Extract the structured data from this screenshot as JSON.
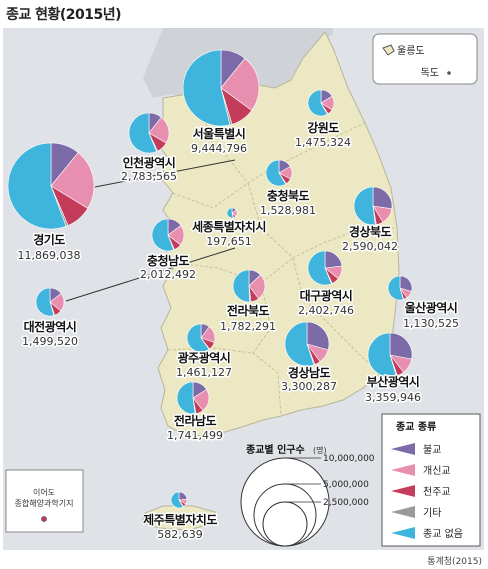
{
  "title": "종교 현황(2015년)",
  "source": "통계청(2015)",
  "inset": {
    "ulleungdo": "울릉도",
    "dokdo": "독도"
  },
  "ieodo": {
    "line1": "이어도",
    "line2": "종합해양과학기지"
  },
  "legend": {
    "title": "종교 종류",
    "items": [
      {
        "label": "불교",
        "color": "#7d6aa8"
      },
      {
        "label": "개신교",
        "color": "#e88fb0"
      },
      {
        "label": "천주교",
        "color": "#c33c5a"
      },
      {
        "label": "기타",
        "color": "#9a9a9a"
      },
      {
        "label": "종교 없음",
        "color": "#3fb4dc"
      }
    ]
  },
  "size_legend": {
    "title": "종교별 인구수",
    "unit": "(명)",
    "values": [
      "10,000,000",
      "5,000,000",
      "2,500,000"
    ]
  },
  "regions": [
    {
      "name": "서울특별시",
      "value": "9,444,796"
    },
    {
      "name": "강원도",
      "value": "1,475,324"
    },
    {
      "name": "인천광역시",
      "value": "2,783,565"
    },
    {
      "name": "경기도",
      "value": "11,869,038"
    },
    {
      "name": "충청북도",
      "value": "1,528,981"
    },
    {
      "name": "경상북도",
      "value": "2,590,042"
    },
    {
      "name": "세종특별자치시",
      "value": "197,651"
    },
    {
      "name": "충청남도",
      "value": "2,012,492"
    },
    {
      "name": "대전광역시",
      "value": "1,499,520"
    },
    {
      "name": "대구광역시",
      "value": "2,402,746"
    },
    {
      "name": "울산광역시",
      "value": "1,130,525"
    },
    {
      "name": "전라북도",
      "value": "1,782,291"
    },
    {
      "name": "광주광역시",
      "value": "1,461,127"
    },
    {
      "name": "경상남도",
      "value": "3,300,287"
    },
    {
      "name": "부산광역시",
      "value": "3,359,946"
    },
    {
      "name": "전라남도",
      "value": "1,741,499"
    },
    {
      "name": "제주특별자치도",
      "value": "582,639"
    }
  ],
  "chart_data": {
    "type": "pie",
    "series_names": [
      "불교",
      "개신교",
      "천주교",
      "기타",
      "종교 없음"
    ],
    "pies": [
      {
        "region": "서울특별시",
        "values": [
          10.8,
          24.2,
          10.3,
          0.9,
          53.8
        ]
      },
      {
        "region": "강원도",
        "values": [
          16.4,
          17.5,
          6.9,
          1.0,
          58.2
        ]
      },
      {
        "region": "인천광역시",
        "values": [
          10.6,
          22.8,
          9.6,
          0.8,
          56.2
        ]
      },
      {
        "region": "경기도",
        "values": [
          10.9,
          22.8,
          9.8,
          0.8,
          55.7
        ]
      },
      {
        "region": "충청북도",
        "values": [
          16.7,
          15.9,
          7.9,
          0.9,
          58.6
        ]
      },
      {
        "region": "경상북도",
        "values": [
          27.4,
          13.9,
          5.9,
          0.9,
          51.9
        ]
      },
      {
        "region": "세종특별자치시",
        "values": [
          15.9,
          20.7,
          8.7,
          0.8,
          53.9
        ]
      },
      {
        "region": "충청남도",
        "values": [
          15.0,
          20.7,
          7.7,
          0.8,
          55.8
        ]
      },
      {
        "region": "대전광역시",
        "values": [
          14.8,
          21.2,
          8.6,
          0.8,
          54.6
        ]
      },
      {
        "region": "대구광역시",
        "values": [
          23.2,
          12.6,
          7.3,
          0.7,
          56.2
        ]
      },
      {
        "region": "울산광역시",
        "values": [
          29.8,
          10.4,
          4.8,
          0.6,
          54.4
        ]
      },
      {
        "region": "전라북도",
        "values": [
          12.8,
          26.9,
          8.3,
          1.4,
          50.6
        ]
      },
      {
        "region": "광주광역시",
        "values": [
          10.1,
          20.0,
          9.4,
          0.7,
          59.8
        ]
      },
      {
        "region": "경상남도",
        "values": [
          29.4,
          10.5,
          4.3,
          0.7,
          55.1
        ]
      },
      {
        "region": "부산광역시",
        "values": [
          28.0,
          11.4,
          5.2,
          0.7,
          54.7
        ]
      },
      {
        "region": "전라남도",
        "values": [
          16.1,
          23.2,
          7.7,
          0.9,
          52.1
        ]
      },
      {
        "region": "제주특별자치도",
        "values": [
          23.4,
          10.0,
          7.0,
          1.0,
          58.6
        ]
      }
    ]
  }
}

○ ○ ○

▶ _INSTRUCTIONS TO FOLLOW_:
Leave out the pictures and retype every line above exactly.

▶ _EXPECTED ANSWER_:
Extract the structured data from this screenshot as JSON.
{
  "title": "종교 현황(2015년)",
  "source": "통계청(2015)",
  "inset": {
    "ulleungdo": "울릉도",
    "dokdo": "독도"
  },
  "ieodo": {
    "line1": "이어도",
    "line2": "종합해양과학기지"
  },
  "legend": {
    "title": "종교 종류",
    "items": [
      {
        "label": "불교",
        "color": "#7d6aa8"
      },
      {
        "label": "개신교",
        "color": "#e88fb0"
      },
      {
        "label": "천주교",
        "color": "#c33c5a"
      },
      {
        "label": "기타",
        "color": "#9a9a9a"
      },
      {
        "label": "종교 없음",
        "color": "#3fb4dc"
      }
    ]
  },
  "size_legend": {
    "title": "종교별 인구수",
    "unit": "(명)",
    "values": [
      "10,000,000",
      "5,000,000",
      "2,500,000"
    ]
  },
  "regions": [
    {
      "name": "서울특별시",
      "value": "9,444,796"
    },
    {
      "name": "강원도",
      "value": "1,475,324"
    },
    {
      "name": "인천광역시",
      "value": "2,783,565"
    },
    {
      "name": "경기도",
      "value": "11,869,038"
    },
    {
      "name": "충청북도",
      "value": "1,528,981"
    },
    {
      "name": "경상북도",
      "value": "2,590,042"
    },
    {
      "name": "세종특별자치시",
      "value": "197,651"
    },
    {
      "name": "충청남도",
      "value": "2,012,492"
    },
    {
      "name": "대전광역시",
      "value": "1,499,520"
    },
    {
      "name": "대구광역시",
      "value": "2,402,746"
    },
    {
      "name": "울산광역시",
      "value": "1,130,525"
    },
    {
      "name": "전라북도",
      "value": "1,782,291"
    },
    {
      "name": "광주광역시",
      "value": "1,461,127"
    },
    {
      "name": "경상남도",
      "value": "3,300,287"
    },
    {
      "name": "부산광역시",
      "value": "3,359,946"
    },
    {
      "name": "전라남도",
      "value": "1,741,499"
    },
    {
      "name": "제주특별자치도",
      "value": "582,639"
    }
  ],
  "chart_data": {
    "type": "pie",
    "series_names": [
      "불교",
      "개신교",
      "천주교",
      "기타",
      "종교 없음"
    ],
    "pies": [
      {
        "region": "서울특별시",
        "values": [
          10.8,
          24.2,
          10.3,
          0.9,
          53.8
        ]
      },
      {
        "region": "강원도",
        "values": [
          16.4,
          17.5,
          6.9,
          1.0,
          58.2
        ]
      },
      {
        "region": "인천광역시",
        "values": [
          10.6,
          22.8,
          9.6,
          0.8,
          56.2
        ]
      },
      {
        "region": "경기도",
        "values": [
          10.9,
          22.8,
          9.8,
          0.8,
          55.7
        ]
      },
      {
        "region": "충청북도",
        "values": [
          16.7,
          15.9,
          7.9,
          0.9,
          58.6
        ]
      },
      {
        "region": "경상북도",
        "values": [
          27.4,
          13.9,
          5.9,
          0.9,
          51.9
        ]
      },
      {
        "region": "세종특별자치시",
        "values": [
          15.9,
          20.7,
          8.7,
          0.8,
          53.9
        ]
      },
      {
        "region": "충청남도",
        "values": [
          15.0,
          20.7,
          7.7,
          0.8,
          55.8
        ]
      },
      {
        "region": "대전광역시",
        "values": [
          14.8,
          21.2,
          8.6,
          0.8,
          54.6
        ]
      },
      {
        "region": "대구광역시",
        "values": [
          23.2,
          12.6,
          7.3,
          0.7,
          56.2
        ]
      },
      {
        "region": "울산광역시",
        "values": [
          29.8,
          10.4,
          4.8,
          0.6,
          54.4
        ]
      },
      {
        "region": "전라북도",
        "values": [
          12.8,
          26.9,
          8.3,
          1.4,
          50.6
        ]
      },
      {
        "region": "광주광역시",
        "values": [
          10.1,
          20.0,
          9.4,
          0.7,
          59.8
        ]
      },
      {
        "region": "경상남도",
        "values": [
          29.4,
          10.5,
          4.3,
          0.7,
          55.1
        ]
      },
      {
        "region": "부산광역시",
        "values": [
          28.0,
          11.4,
          5.2,
          0.7,
          54.7
        ]
      },
      {
        "region": "전라남도",
        "values": [
          16.1,
          23.2,
          7.7,
          0.9,
          52.1
        ]
      },
      {
        "region": "제주특별자치도",
        "values": [
          23.4,
          10.0,
          7.0,
          1.0,
          58.6
        ]
      }
    ]
  }
}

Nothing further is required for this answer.